▶ What is needed
Pull every line holding the string "Employee" from the records below.
▬▬▬▬▬▬▬▬▬▬
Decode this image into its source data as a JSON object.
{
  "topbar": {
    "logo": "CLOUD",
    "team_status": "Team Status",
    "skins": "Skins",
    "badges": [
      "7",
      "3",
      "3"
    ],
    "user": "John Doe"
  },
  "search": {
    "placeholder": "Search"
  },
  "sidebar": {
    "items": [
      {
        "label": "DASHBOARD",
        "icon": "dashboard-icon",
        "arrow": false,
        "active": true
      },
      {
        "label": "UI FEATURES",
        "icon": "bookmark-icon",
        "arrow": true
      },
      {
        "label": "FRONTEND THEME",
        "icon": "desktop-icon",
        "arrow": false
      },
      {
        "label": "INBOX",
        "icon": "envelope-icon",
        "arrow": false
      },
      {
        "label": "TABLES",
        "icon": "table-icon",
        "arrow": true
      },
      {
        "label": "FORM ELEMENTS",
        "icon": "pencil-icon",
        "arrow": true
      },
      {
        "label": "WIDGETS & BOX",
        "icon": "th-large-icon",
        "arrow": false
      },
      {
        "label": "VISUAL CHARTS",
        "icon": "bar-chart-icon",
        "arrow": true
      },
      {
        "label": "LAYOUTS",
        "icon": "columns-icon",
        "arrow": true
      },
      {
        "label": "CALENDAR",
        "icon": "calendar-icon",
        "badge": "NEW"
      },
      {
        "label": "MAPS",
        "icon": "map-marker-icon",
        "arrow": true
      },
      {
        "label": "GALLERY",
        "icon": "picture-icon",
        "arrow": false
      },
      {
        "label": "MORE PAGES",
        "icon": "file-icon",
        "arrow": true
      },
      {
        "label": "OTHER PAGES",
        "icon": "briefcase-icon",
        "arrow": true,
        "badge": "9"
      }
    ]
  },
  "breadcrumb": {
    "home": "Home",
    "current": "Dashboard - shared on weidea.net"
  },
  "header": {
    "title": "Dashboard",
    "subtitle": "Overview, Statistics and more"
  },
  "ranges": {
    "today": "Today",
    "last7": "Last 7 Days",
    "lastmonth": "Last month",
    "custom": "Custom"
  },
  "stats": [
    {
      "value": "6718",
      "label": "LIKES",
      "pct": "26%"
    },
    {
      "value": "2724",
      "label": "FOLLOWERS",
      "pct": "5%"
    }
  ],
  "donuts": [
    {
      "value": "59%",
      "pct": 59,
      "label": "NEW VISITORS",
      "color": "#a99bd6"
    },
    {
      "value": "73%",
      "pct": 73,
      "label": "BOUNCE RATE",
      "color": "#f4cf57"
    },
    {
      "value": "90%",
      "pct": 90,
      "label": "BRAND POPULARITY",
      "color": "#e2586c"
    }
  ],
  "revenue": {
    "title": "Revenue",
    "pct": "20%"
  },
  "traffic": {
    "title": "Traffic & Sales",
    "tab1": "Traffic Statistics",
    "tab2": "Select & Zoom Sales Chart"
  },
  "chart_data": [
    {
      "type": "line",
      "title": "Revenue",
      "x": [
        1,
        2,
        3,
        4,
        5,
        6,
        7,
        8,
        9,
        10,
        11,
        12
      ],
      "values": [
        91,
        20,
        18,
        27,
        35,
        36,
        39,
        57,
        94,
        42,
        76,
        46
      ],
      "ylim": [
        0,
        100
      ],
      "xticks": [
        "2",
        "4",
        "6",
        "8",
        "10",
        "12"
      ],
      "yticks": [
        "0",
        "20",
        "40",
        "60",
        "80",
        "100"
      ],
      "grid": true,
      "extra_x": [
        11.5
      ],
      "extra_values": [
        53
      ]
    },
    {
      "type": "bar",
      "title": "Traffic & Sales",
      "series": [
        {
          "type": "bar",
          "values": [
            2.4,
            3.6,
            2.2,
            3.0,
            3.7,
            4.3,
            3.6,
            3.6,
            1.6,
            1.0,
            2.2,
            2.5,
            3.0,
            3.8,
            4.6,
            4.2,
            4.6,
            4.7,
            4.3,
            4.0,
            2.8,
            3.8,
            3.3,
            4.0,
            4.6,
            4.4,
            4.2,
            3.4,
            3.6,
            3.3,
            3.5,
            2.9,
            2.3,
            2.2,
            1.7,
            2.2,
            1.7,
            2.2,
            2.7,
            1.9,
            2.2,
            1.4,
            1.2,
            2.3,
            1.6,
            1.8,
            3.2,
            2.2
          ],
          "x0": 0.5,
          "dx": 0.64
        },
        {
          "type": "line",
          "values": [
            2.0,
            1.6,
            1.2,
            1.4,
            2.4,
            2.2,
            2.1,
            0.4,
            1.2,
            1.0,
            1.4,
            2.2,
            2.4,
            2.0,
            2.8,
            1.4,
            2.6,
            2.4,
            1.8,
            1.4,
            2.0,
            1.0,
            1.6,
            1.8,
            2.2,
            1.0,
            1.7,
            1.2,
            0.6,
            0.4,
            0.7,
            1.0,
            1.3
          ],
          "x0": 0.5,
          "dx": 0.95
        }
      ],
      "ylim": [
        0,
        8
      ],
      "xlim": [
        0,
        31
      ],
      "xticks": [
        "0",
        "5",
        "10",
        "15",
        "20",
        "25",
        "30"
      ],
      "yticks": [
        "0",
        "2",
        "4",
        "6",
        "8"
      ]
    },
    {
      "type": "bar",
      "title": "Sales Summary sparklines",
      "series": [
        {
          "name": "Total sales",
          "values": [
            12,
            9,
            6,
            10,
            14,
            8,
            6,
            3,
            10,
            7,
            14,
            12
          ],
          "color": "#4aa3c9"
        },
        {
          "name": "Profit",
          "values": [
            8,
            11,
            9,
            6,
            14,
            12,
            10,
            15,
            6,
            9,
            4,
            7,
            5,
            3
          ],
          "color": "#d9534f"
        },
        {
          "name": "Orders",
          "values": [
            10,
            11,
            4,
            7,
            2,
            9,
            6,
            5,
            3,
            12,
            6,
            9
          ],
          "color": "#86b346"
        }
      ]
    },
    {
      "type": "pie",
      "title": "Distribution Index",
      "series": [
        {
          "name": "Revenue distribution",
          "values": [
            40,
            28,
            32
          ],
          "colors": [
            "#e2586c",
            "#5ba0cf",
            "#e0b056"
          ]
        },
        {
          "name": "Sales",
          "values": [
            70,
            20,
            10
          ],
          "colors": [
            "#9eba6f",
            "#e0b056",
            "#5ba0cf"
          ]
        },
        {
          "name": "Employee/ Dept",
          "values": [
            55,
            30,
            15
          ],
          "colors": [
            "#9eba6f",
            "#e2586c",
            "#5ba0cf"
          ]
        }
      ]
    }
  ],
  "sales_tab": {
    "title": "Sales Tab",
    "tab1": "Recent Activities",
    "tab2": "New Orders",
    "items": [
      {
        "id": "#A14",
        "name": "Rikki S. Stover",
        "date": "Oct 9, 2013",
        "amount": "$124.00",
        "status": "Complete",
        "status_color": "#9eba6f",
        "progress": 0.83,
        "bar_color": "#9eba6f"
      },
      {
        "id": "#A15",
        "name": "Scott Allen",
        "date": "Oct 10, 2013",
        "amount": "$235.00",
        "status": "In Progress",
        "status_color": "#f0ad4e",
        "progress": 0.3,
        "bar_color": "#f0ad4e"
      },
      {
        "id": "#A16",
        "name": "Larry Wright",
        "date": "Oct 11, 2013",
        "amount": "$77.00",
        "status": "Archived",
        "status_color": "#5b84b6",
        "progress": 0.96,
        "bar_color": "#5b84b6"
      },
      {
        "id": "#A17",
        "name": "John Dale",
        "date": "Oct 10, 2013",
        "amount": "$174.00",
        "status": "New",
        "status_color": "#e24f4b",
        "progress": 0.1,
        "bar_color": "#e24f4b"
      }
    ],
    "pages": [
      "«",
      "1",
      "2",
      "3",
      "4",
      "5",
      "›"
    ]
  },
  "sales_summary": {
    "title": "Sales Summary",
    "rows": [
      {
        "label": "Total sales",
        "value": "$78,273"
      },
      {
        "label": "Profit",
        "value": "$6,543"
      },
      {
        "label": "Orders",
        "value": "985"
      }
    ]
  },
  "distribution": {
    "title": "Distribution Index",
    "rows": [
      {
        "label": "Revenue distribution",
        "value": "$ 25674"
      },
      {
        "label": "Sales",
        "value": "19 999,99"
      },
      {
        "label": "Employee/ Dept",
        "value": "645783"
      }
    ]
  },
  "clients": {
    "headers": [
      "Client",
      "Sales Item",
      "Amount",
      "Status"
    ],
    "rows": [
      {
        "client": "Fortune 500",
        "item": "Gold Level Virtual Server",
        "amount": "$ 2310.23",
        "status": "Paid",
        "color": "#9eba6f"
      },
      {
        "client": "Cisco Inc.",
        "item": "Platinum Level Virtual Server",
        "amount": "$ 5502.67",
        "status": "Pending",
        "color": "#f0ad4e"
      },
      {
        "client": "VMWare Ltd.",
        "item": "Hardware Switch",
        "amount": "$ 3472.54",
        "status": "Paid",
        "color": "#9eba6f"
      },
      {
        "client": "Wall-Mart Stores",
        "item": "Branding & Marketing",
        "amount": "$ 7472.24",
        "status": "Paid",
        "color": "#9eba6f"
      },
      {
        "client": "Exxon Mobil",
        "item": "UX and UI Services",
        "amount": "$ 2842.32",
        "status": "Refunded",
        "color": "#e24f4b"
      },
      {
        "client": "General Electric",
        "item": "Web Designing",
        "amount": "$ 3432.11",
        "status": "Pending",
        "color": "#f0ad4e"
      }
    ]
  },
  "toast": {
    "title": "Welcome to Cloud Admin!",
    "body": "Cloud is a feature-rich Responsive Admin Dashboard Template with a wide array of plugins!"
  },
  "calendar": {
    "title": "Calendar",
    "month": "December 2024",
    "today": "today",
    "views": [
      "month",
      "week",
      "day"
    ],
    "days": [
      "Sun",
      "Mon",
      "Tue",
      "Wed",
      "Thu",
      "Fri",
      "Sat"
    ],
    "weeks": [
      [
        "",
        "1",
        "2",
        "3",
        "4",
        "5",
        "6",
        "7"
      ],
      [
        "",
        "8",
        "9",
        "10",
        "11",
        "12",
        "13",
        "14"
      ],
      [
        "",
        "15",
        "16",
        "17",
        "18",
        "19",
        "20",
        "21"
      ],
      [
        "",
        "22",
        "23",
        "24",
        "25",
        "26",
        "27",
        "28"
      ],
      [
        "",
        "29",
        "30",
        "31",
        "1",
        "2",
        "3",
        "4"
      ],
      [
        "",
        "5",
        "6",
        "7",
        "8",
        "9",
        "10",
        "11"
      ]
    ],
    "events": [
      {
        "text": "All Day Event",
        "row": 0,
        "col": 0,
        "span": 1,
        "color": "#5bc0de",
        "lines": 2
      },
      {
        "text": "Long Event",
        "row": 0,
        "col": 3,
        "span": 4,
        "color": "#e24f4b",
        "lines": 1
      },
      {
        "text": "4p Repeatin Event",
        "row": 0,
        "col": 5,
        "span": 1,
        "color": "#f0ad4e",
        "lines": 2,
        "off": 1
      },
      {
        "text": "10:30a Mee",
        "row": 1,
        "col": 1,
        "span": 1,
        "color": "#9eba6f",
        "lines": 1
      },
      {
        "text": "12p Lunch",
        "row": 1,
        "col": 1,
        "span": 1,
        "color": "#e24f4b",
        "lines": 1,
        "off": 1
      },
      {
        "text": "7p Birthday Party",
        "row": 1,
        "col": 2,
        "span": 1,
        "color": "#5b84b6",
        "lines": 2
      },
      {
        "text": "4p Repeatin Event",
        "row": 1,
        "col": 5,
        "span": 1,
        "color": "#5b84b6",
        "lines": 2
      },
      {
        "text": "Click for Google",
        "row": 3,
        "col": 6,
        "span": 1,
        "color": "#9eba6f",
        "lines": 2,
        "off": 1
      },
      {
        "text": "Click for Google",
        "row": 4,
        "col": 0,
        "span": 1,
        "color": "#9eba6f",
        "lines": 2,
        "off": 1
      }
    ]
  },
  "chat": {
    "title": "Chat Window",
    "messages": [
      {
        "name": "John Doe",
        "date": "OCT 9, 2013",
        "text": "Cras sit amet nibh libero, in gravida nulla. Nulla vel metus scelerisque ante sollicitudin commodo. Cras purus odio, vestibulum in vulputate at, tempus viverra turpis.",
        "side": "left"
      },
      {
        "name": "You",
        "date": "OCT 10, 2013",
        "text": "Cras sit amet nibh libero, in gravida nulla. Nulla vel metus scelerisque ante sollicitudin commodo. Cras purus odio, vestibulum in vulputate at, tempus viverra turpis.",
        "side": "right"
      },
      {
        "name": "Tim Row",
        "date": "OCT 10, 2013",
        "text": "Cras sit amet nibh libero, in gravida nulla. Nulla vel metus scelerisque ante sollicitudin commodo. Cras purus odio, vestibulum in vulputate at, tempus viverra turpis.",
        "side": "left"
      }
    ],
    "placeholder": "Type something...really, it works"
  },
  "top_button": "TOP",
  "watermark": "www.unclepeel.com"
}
▬▬▬▬▬▬▬▬▬▬
▶ The completed task
          "name": "Employee/ Dept",
        "label": "Employee/ Dept",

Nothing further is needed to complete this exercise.